======== Task data ========
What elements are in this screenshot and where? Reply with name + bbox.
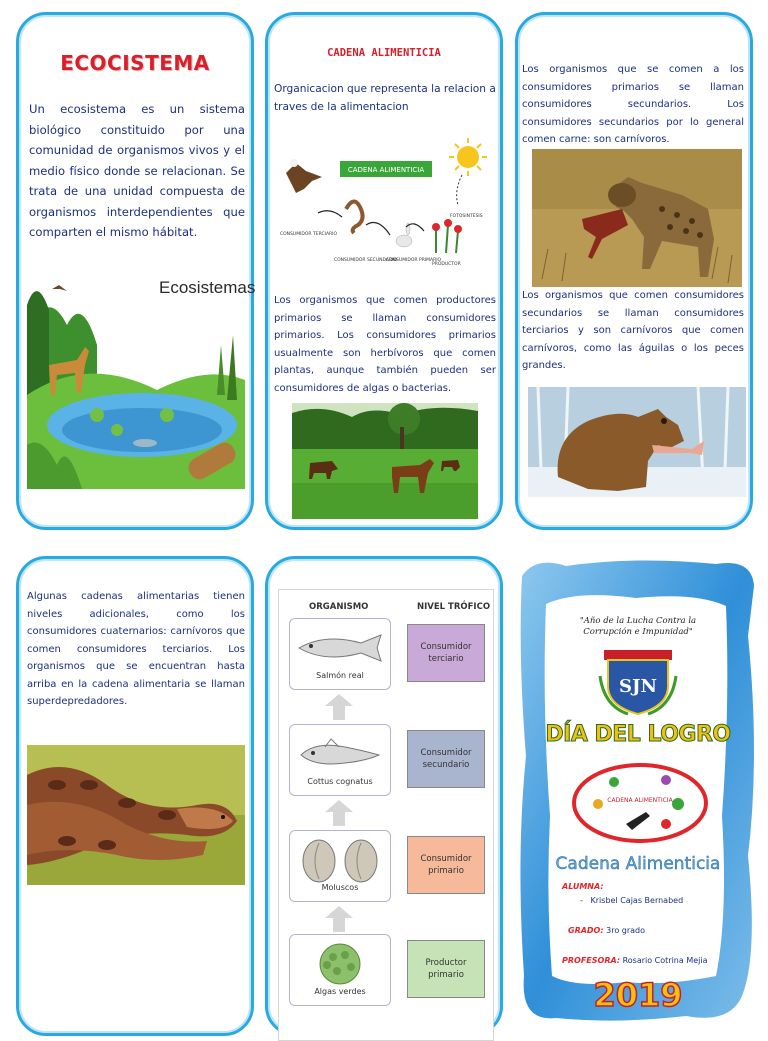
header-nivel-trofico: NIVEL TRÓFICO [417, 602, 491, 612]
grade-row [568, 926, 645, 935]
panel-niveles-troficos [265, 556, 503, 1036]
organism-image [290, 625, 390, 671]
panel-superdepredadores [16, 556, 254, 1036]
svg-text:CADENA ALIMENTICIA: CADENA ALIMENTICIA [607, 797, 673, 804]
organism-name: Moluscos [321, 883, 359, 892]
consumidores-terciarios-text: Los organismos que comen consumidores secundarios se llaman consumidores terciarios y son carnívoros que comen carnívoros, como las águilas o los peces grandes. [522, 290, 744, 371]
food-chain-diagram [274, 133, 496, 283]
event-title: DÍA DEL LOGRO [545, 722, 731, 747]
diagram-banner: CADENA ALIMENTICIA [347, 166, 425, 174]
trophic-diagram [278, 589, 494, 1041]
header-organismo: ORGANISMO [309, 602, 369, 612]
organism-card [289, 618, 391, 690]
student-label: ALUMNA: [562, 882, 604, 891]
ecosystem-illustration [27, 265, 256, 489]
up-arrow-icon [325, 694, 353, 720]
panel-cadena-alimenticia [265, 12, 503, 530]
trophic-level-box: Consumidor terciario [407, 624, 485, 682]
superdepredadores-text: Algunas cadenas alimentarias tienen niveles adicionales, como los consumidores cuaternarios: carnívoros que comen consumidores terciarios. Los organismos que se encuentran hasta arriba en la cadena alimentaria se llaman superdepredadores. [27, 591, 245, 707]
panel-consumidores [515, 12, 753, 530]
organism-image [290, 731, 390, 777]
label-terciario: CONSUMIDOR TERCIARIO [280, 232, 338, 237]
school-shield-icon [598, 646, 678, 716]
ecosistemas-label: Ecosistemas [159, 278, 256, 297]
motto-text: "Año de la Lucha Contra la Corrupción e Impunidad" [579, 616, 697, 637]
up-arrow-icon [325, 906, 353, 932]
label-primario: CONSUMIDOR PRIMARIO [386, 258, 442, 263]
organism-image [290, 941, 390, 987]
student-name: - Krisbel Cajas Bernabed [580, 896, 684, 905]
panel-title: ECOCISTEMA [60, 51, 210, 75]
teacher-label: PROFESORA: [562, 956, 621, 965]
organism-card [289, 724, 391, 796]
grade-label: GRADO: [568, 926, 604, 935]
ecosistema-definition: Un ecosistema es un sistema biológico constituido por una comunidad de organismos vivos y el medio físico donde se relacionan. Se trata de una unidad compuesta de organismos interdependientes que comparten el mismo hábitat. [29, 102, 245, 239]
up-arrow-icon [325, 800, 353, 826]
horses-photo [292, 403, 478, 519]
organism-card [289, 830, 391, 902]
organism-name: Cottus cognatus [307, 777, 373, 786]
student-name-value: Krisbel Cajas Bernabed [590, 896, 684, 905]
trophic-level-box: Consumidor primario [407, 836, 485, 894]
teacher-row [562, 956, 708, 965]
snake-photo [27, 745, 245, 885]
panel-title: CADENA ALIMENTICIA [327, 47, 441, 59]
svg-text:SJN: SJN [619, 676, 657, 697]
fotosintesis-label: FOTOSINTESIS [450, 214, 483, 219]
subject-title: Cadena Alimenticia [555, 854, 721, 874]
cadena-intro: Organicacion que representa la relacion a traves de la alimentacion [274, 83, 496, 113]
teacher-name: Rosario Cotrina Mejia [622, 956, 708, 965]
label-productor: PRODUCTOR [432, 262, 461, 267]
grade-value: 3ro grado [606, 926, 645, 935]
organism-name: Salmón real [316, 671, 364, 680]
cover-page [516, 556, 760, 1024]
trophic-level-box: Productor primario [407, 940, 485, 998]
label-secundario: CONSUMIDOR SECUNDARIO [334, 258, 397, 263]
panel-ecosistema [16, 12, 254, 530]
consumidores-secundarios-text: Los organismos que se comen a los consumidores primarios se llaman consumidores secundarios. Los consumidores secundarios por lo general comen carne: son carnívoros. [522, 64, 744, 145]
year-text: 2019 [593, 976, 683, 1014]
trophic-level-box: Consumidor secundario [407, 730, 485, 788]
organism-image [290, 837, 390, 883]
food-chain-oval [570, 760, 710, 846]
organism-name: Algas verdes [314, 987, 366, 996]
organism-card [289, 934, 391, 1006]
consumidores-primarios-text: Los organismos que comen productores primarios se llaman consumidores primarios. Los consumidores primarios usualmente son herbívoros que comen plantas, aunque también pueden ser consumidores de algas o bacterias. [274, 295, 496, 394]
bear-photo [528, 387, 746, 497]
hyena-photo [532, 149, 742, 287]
========
======== Task data ========
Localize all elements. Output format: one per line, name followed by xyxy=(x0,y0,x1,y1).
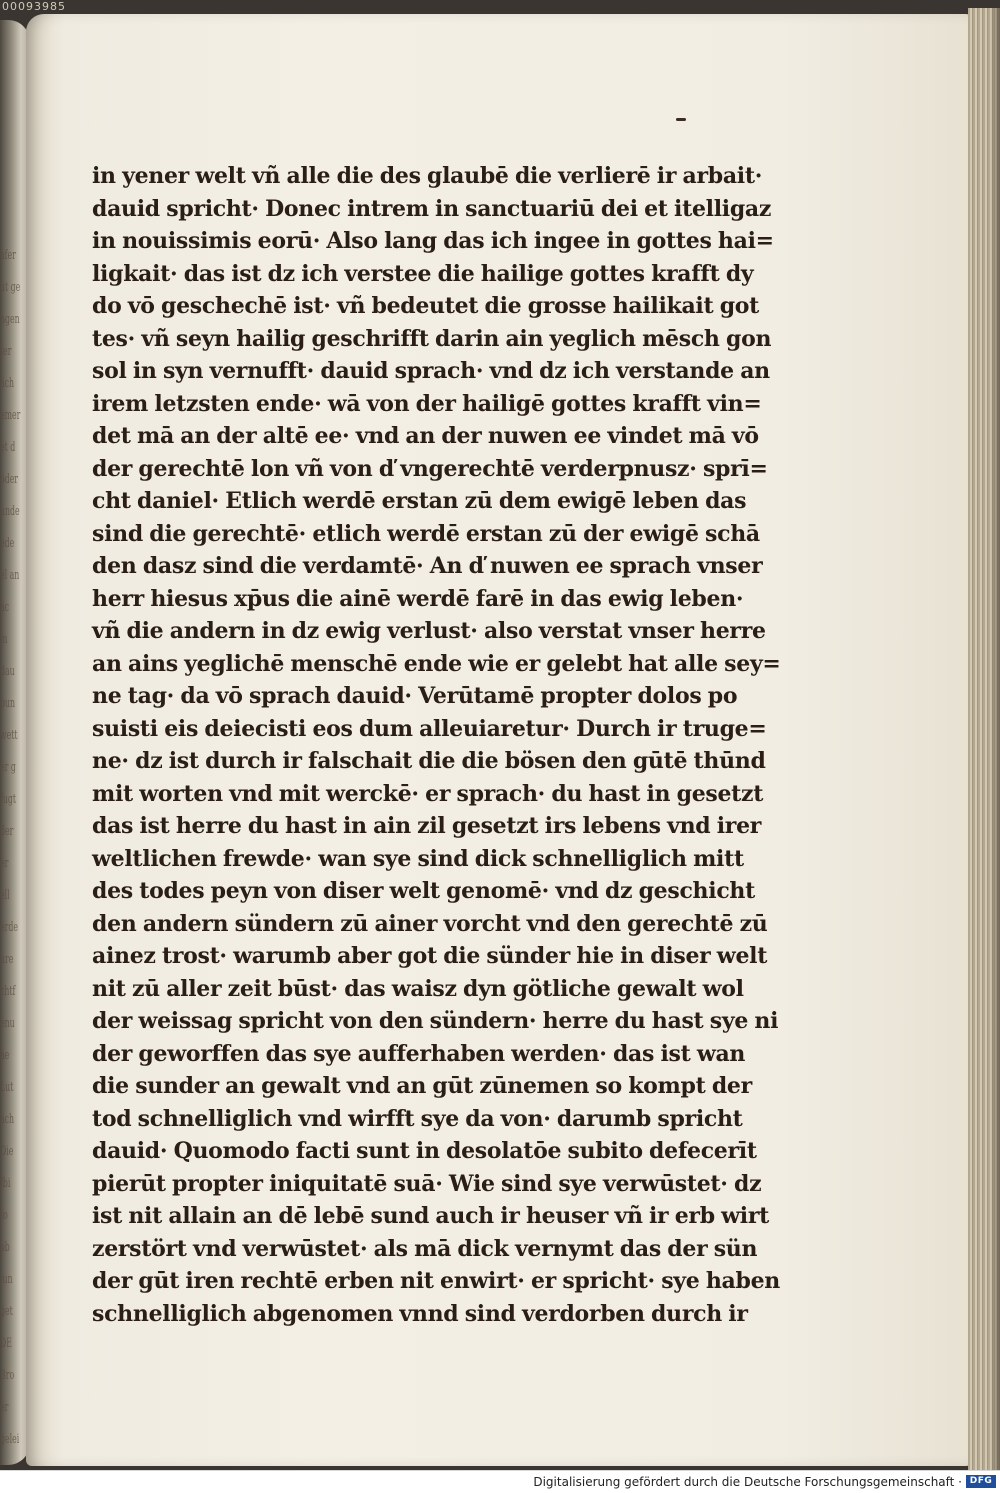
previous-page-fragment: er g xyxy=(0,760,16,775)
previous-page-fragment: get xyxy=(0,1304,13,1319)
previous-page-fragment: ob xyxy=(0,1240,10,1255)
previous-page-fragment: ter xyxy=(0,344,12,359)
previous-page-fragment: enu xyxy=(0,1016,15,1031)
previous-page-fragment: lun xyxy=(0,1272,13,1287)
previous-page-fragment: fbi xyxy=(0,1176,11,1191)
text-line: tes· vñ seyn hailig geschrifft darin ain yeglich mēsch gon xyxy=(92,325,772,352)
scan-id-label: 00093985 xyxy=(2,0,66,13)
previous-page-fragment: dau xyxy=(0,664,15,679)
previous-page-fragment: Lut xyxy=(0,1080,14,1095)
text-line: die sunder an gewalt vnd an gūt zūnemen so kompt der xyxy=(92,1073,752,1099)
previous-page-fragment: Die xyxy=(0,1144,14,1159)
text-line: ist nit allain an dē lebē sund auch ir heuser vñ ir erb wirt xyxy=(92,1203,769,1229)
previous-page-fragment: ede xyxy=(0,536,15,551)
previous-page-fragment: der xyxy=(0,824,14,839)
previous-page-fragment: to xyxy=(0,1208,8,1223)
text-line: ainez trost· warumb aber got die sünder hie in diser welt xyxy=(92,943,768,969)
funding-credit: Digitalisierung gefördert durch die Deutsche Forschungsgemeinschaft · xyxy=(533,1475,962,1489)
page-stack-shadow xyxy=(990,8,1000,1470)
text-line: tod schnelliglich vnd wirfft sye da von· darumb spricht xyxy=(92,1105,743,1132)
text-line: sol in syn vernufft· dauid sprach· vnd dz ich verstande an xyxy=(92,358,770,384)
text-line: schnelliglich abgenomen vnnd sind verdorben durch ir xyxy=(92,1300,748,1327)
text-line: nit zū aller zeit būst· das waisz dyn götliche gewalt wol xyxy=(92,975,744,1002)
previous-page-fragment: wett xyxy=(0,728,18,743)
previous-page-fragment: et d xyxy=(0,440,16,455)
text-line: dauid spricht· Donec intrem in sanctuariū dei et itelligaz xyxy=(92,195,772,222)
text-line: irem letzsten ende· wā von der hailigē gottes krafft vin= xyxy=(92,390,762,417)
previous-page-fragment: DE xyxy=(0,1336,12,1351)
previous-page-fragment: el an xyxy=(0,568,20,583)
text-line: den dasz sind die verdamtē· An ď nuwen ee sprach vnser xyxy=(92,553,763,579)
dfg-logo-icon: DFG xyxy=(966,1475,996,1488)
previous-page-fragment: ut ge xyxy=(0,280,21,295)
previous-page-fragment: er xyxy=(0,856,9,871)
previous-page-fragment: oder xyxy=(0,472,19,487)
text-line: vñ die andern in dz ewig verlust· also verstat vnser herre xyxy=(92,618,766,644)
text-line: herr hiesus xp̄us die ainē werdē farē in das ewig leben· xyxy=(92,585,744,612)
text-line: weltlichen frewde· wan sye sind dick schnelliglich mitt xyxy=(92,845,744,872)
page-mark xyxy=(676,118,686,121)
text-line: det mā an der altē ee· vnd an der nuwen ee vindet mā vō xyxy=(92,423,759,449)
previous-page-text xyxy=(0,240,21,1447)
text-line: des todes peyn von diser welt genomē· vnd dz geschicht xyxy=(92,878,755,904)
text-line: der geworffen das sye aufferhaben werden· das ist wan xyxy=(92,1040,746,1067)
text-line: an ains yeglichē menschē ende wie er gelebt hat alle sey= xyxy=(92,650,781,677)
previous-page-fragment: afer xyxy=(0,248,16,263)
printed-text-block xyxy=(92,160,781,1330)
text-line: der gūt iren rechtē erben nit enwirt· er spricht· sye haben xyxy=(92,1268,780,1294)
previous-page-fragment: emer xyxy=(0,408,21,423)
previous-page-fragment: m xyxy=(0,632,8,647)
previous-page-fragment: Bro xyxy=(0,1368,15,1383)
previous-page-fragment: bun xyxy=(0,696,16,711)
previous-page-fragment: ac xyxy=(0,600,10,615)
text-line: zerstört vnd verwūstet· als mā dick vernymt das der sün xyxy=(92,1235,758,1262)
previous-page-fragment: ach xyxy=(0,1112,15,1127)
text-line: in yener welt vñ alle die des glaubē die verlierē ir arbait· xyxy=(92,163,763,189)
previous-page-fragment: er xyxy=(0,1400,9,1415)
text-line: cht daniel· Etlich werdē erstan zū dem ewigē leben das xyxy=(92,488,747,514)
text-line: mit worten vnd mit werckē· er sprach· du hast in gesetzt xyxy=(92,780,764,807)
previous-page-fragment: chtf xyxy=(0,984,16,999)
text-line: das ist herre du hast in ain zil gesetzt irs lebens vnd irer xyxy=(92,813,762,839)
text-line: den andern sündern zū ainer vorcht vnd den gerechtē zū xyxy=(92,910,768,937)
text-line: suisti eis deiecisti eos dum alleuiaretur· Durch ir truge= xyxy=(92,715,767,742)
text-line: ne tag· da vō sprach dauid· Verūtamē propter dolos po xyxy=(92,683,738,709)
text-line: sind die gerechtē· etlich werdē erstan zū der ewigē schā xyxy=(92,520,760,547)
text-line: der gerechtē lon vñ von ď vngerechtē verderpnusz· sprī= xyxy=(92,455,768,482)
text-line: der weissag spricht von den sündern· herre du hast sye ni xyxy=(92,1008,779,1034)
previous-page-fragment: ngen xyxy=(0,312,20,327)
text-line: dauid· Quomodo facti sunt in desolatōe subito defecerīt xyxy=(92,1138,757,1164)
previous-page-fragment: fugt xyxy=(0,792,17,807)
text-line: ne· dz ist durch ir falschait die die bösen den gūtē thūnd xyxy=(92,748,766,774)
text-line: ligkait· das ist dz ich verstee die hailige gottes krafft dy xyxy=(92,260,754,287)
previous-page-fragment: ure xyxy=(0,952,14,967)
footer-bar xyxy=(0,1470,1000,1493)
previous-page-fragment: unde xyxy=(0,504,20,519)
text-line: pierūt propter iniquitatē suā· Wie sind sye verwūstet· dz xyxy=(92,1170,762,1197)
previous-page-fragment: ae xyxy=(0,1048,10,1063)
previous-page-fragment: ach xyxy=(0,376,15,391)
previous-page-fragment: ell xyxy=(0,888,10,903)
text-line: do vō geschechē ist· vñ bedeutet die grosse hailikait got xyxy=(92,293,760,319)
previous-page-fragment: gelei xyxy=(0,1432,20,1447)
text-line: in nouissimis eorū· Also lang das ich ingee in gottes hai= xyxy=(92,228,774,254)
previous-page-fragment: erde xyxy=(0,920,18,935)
========
* _What needs to be done_
Select all lines in the listing that include the word "krafft".

* _Final answer_
text-line: irem letzsten ende· wā von der hailigē gottes krafft vin= xyxy=(92,390,762,417)
text-line: ligkait· das ist dz ich verstee die hailige gottes krafft dy xyxy=(92,260,754,287)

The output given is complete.